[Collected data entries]
□ □ □ □ □ □ □

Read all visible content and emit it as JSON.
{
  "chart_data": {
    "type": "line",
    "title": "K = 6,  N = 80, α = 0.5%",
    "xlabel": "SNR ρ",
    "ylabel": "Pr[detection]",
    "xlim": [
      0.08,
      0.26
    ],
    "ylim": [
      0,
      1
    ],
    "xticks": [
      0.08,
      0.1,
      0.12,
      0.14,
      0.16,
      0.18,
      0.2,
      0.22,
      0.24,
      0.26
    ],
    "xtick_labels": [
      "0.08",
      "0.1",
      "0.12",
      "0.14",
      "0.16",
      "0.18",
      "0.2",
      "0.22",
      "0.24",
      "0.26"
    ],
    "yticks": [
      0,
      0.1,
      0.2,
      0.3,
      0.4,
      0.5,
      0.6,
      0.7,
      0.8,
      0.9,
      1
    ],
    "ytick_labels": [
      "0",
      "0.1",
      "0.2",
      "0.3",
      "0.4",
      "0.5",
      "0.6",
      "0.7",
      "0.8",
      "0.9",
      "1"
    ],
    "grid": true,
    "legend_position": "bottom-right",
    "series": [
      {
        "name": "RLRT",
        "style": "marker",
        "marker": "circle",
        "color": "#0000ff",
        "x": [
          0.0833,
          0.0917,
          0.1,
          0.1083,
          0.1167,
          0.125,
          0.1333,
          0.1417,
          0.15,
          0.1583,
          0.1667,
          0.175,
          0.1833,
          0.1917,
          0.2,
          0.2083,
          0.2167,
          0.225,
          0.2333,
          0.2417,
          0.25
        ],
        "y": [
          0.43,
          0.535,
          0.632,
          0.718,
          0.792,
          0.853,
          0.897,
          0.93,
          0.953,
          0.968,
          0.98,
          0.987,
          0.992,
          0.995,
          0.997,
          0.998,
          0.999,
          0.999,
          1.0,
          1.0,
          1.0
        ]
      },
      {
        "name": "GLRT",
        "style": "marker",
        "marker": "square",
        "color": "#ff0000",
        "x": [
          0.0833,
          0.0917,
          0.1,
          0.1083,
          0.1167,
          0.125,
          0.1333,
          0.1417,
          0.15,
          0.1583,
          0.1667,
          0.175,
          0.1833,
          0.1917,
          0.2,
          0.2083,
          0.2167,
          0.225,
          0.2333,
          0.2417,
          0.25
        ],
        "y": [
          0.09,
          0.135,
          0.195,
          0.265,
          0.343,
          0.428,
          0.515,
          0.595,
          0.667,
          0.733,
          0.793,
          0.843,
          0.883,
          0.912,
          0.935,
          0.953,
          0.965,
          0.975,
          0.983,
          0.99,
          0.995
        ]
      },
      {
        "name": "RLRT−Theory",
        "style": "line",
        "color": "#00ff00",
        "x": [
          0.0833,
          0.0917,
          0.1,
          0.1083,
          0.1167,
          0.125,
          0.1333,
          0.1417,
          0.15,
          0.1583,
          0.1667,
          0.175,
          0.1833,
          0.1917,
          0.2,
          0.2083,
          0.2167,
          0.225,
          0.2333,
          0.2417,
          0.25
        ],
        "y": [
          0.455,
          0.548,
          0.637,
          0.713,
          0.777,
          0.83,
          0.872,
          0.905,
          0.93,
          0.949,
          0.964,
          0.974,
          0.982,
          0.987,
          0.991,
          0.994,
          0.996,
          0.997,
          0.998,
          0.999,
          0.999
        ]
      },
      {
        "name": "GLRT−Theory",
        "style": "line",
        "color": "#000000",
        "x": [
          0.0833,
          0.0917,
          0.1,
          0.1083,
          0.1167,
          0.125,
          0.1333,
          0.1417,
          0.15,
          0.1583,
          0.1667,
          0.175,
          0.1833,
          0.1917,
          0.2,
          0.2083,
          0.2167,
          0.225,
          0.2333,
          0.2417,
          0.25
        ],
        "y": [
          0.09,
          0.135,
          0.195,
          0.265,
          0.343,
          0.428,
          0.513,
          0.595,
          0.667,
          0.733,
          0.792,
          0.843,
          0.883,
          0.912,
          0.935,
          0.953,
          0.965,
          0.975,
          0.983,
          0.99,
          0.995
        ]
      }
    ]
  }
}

□ □ □ □ □ □ □

● What you are asked to do: Each line must be given again exactly as written above.

● Full solution:
Read all visible content and emit it as JSON.
{
  "chart_data": {
    "type": "line",
    "title": "K = 6,  N = 80, α = 0.5%",
    "xlabel": "SNR ρ",
    "ylabel": "Pr[detection]",
    "xlim": [
      0.08,
      0.26
    ],
    "ylim": [
      0,
      1
    ],
    "xticks": [
      0.08,
      0.1,
      0.12,
      0.14,
      0.16,
      0.18,
      0.2,
      0.22,
      0.24,
      0.26
    ],
    "xtick_labels": [
      "0.08",
      "0.1",
      "0.12",
      "0.14",
      "0.16",
      "0.18",
      "0.2",
      "0.22",
      "0.24",
      "0.26"
    ],
    "yticks": [
      0,
      0.1,
      0.2,
      0.3,
      0.4,
      0.5,
      0.6,
      0.7,
      0.8,
      0.9,
      1
    ],
    "ytick_labels": [
      "0",
      "0.1",
      "0.2",
      "0.3",
      "0.4",
      "0.5",
      "0.6",
      "0.7",
      "0.8",
      "0.9",
      "1"
    ],
    "grid": true,
    "legend_position": "bottom-right",
    "series": [
      {
        "name": "RLRT",
        "style": "marker",
        "marker": "circle",
        "color": "#0000ff",
        "x": [
          0.0833,
          0.0917,
          0.1,
          0.1083,
          0.1167,
          0.125,
          0.1333,
          0.1417,
          0.15,
          0.1583,
          0.1667,
          0.175,
          0.1833,
          0.1917,
          0.2,
          0.2083,
          0.2167,
          0.225,
          0.2333,
          0.2417,
          0.25
        ],
        "y": [
          0.43,
          0.535,
          0.632,
          0.718,
          0.792,
          0.853,
          0.897,
          0.93,
          0.953,
          0.968,
          0.98,
          0.987,
          0.992,
          0.995,
          0.997,
          0.998,
          0.999,
          0.999,
          1.0,
          1.0,
          1.0
        ]
      },
      {
        "name": "GLRT",
        "style": "marker",
        "marker": "square",
        "color": "#ff0000",
        "x": [
          0.0833,
          0.0917,
          0.1,
          0.1083,
          0.1167,
          0.125,
          0.1333,
          0.1417,
          0.15,
          0.1583,
          0.1667,
          0.175,
          0.1833,
          0.1917,
          0.2,
          0.2083,
          0.2167,
          0.225,
          0.2333,
          0.2417,
          0.25
        ],
        "y": [
          0.09,
          0.135,
          0.195,
          0.265,
          0.343,
          0.428,
          0.515,
          0.595,
          0.667,
          0.733,
          0.793,
          0.843,
          0.883,
          0.912,
          0.935,
          0.953,
          0.965,
          0.975,
          0.983,
          0.99,
          0.995
        ]
      },
      {
        "name": "RLRT−Theory",
        "style": "line",
        "color": "#00ff00",
        "x": [
          0.0833,
          0.0917,
          0.1,
          0.1083,
          0.1167,
          0.125,
          0.1333,
          0.1417,
          0.15,
          0.1583,
          0.1667,
          0.175,
          0.1833,
          0.1917,
          0.2,
          0.2083,
          0.2167,
          0.225,
          0.2333,
          0.2417,
          0.25
        ],
        "y": [
          0.455,
          0.548,
          0.637,
          0.713,
          0.777,
          0.83,
          0.872,
          0.905,
          0.93,
          0.949,
          0.964,
          0.974,
          0.982,
          0.987,
          0.991,
          0.994,
          0.996,
          0.997,
          0.998,
          0.999,
          0.999
        ]
      },
      {
        "name": "GLRT−Theory",
        "style": "line",
        "color": "#000000",
        "x": [
          0.0833,
          0.0917,
          0.1,
          0.1083,
          0.1167,
          0.125,
          0.1333,
          0.1417,
          0.15,
          0.1583,
          0.1667,
          0.175,
          0.1833,
          0.1917,
          0.2,
          0.2083,
          0.2167,
          0.225,
          0.2333,
          0.2417,
          0.25
        ],
        "y": [
          0.09,
          0.135,
          0.195,
          0.265,
          0.343,
          0.428,
          0.513,
          0.595,
          0.667,
          0.733,
          0.792,
          0.843,
          0.883,
          0.912,
          0.935,
          0.953,
          0.965,
          0.975,
          0.983,
          0.99,
          0.995
        ]
      }
    ]
  }
}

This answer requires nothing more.